[Dataset rows about figures]
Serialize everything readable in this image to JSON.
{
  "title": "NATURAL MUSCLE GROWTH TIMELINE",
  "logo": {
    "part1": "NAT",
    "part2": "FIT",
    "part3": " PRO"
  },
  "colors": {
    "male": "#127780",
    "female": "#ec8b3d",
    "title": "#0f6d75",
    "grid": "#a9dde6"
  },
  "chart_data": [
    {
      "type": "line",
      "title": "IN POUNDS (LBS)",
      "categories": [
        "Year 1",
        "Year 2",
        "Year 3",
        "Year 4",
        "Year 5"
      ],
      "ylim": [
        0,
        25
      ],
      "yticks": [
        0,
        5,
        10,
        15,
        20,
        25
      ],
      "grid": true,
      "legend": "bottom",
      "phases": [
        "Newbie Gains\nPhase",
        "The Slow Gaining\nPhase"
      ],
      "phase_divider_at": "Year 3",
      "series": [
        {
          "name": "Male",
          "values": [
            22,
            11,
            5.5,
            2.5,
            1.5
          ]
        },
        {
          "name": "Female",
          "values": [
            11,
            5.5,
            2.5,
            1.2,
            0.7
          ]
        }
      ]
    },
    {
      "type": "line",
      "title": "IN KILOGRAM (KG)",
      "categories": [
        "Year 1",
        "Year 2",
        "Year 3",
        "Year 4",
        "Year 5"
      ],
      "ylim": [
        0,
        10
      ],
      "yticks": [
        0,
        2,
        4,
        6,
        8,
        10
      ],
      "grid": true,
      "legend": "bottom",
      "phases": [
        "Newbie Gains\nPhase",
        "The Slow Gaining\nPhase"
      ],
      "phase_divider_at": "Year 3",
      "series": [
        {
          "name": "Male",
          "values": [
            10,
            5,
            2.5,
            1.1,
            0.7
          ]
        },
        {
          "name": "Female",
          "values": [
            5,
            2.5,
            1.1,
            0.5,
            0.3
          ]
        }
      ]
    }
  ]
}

**Given instruction**
Copy out each line that contains the word "title".

**Answer to the problem**
  "title": "NATURAL MUSCLE GROWTH TIMELINE",
    "title": "#0f6d75",
      "title": "IN POUNDS (LBS)",
      "title": "IN KILOGRAM (KG)",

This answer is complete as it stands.